THE PROBLEM: Leaving out the pictures, please retype each record exactly.

LISTED ENTRIES:
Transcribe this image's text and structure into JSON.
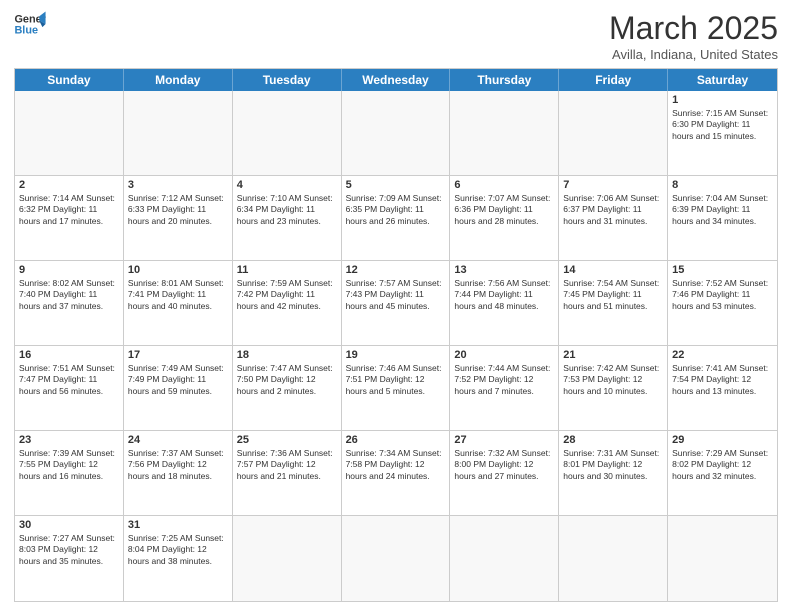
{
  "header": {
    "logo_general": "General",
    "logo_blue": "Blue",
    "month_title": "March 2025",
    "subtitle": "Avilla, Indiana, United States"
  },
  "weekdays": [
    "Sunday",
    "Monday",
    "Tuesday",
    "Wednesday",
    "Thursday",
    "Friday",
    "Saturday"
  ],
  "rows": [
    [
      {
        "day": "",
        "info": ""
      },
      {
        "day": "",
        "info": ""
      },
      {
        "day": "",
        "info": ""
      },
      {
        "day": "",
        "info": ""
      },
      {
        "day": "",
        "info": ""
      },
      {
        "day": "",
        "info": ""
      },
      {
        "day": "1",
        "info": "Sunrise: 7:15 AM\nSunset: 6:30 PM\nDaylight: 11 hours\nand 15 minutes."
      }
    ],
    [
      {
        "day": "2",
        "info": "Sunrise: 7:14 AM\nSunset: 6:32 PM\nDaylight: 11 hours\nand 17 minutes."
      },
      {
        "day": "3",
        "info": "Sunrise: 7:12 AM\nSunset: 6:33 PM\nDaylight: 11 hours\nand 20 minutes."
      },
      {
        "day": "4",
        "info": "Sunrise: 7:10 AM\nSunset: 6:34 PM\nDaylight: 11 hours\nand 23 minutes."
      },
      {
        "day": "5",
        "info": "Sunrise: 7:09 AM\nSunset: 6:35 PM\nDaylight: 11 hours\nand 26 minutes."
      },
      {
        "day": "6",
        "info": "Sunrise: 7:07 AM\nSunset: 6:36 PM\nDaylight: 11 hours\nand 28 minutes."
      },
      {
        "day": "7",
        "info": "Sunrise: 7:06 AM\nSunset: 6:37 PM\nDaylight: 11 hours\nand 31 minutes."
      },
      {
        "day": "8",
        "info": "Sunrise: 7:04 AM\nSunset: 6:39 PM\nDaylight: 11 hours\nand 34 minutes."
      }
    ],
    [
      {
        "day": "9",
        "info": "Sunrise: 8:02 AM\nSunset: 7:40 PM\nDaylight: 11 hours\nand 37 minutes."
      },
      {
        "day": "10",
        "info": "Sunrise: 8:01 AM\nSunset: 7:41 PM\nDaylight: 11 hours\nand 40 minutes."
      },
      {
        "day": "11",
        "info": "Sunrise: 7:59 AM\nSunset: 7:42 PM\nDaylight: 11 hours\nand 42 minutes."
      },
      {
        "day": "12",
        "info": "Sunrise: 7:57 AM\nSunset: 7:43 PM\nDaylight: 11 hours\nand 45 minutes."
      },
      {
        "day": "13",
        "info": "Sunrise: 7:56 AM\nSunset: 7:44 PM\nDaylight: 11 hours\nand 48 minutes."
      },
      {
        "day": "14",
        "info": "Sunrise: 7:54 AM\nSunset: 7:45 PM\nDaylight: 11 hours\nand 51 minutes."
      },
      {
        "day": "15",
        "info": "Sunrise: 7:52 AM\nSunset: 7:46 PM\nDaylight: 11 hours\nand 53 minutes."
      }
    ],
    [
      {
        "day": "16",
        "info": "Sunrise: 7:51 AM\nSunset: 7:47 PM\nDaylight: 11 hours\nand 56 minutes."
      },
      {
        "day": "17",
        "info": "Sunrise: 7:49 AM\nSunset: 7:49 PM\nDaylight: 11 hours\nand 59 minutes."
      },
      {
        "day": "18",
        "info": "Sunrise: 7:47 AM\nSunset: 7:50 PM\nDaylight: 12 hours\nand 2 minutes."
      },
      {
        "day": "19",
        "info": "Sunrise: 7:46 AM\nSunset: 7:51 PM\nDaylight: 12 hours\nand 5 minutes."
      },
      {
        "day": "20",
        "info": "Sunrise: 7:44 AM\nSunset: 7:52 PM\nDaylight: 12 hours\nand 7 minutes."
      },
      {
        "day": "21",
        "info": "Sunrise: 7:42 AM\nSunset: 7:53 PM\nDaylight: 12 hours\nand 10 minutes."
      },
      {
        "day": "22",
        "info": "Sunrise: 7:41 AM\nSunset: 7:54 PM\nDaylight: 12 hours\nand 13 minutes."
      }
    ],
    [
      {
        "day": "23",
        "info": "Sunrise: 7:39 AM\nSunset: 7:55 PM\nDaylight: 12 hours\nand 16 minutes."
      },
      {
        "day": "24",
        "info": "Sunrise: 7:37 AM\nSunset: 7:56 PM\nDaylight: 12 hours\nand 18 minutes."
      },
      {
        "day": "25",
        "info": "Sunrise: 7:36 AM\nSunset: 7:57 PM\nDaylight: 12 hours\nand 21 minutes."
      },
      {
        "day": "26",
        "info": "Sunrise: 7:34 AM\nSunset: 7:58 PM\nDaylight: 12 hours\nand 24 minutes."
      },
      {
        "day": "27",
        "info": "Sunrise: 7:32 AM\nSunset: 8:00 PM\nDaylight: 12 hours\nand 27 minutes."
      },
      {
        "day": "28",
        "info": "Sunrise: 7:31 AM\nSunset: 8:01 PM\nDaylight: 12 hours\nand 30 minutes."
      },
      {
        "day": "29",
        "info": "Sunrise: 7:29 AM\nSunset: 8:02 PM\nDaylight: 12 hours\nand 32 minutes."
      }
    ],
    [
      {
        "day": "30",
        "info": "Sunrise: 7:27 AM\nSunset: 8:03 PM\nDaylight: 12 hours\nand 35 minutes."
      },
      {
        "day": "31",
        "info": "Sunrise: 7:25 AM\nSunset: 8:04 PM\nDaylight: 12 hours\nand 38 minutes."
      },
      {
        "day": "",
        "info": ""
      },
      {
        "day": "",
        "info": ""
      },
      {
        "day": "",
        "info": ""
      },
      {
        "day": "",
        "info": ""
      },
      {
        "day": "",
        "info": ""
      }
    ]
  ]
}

FINAL RESULT:
Transcribe this image's text and structure into JSON.
{
  "header": {
    "logo_general": "General",
    "logo_blue": "Blue",
    "month_title": "March 2025",
    "subtitle": "Avilla, Indiana, United States"
  },
  "weekdays": [
    "Sunday",
    "Monday",
    "Tuesday",
    "Wednesday",
    "Thursday",
    "Friday",
    "Saturday"
  ],
  "rows": [
    [
      {
        "day": "",
        "info": ""
      },
      {
        "day": "",
        "info": ""
      },
      {
        "day": "",
        "info": ""
      },
      {
        "day": "",
        "info": ""
      },
      {
        "day": "",
        "info": ""
      },
      {
        "day": "",
        "info": ""
      },
      {
        "day": "1",
        "info": "Sunrise: 7:15 AM\nSunset: 6:30 PM\nDaylight: 11 hours\nand 15 minutes."
      }
    ],
    [
      {
        "day": "2",
        "info": "Sunrise: 7:14 AM\nSunset: 6:32 PM\nDaylight: 11 hours\nand 17 minutes."
      },
      {
        "day": "3",
        "info": "Sunrise: 7:12 AM\nSunset: 6:33 PM\nDaylight: 11 hours\nand 20 minutes."
      },
      {
        "day": "4",
        "info": "Sunrise: 7:10 AM\nSunset: 6:34 PM\nDaylight: 11 hours\nand 23 minutes."
      },
      {
        "day": "5",
        "info": "Sunrise: 7:09 AM\nSunset: 6:35 PM\nDaylight: 11 hours\nand 26 minutes."
      },
      {
        "day": "6",
        "info": "Sunrise: 7:07 AM\nSunset: 6:36 PM\nDaylight: 11 hours\nand 28 minutes."
      },
      {
        "day": "7",
        "info": "Sunrise: 7:06 AM\nSunset: 6:37 PM\nDaylight: 11 hours\nand 31 minutes."
      },
      {
        "day": "8",
        "info": "Sunrise: 7:04 AM\nSunset: 6:39 PM\nDaylight: 11 hours\nand 34 minutes."
      }
    ],
    [
      {
        "day": "9",
        "info": "Sunrise: 8:02 AM\nSunset: 7:40 PM\nDaylight: 11 hours\nand 37 minutes."
      },
      {
        "day": "10",
        "info": "Sunrise: 8:01 AM\nSunset: 7:41 PM\nDaylight: 11 hours\nand 40 minutes."
      },
      {
        "day": "11",
        "info": "Sunrise: 7:59 AM\nSunset: 7:42 PM\nDaylight: 11 hours\nand 42 minutes."
      },
      {
        "day": "12",
        "info": "Sunrise: 7:57 AM\nSunset: 7:43 PM\nDaylight: 11 hours\nand 45 minutes."
      },
      {
        "day": "13",
        "info": "Sunrise: 7:56 AM\nSunset: 7:44 PM\nDaylight: 11 hours\nand 48 minutes."
      },
      {
        "day": "14",
        "info": "Sunrise: 7:54 AM\nSunset: 7:45 PM\nDaylight: 11 hours\nand 51 minutes."
      },
      {
        "day": "15",
        "info": "Sunrise: 7:52 AM\nSunset: 7:46 PM\nDaylight: 11 hours\nand 53 minutes."
      }
    ],
    [
      {
        "day": "16",
        "info": "Sunrise: 7:51 AM\nSunset: 7:47 PM\nDaylight: 11 hours\nand 56 minutes."
      },
      {
        "day": "17",
        "info": "Sunrise: 7:49 AM\nSunset: 7:49 PM\nDaylight: 11 hours\nand 59 minutes."
      },
      {
        "day": "18",
        "info": "Sunrise: 7:47 AM\nSunset: 7:50 PM\nDaylight: 12 hours\nand 2 minutes."
      },
      {
        "day": "19",
        "info": "Sunrise: 7:46 AM\nSunset: 7:51 PM\nDaylight: 12 hours\nand 5 minutes."
      },
      {
        "day": "20",
        "info": "Sunrise: 7:44 AM\nSunset: 7:52 PM\nDaylight: 12 hours\nand 7 minutes."
      },
      {
        "day": "21",
        "info": "Sunrise: 7:42 AM\nSunset: 7:53 PM\nDaylight: 12 hours\nand 10 minutes."
      },
      {
        "day": "22",
        "info": "Sunrise: 7:41 AM\nSunset: 7:54 PM\nDaylight: 12 hours\nand 13 minutes."
      }
    ],
    [
      {
        "day": "23",
        "info": "Sunrise: 7:39 AM\nSunset: 7:55 PM\nDaylight: 12 hours\nand 16 minutes."
      },
      {
        "day": "24",
        "info": "Sunrise: 7:37 AM\nSunset: 7:56 PM\nDaylight: 12 hours\nand 18 minutes."
      },
      {
        "day": "25",
        "info": "Sunrise: 7:36 AM\nSunset: 7:57 PM\nDaylight: 12 hours\nand 21 minutes."
      },
      {
        "day": "26",
        "info": "Sunrise: 7:34 AM\nSunset: 7:58 PM\nDaylight: 12 hours\nand 24 minutes."
      },
      {
        "day": "27",
        "info": "Sunrise: 7:32 AM\nSunset: 8:00 PM\nDaylight: 12 hours\nand 27 minutes."
      },
      {
        "day": "28",
        "info": "Sunrise: 7:31 AM\nSunset: 8:01 PM\nDaylight: 12 hours\nand 30 minutes."
      },
      {
        "day": "29",
        "info": "Sunrise: 7:29 AM\nSunset: 8:02 PM\nDaylight: 12 hours\nand 32 minutes."
      }
    ],
    [
      {
        "day": "30",
        "info": "Sunrise: 7:27 AM\nSunset: 8:03 PM\nDaylight: 12 hours\nand 35 minutes."
      },
      {
        "day": "31",
        "info": "Sunrise: 7:25 AM\nSunset: 8:04 PM\nDaylight: 12 hours\nand 38 minutes."
      },
      {
        "day": "",
        "info": ""
      },
      {
        "day": "",
        "info": ""
      },
      {
        "day": "",
        "info": ""
      },
      {
        "day": "",
        "info": ""
      },
      {
        "day": "",
        "info": ""
      }
    ]
  ]
}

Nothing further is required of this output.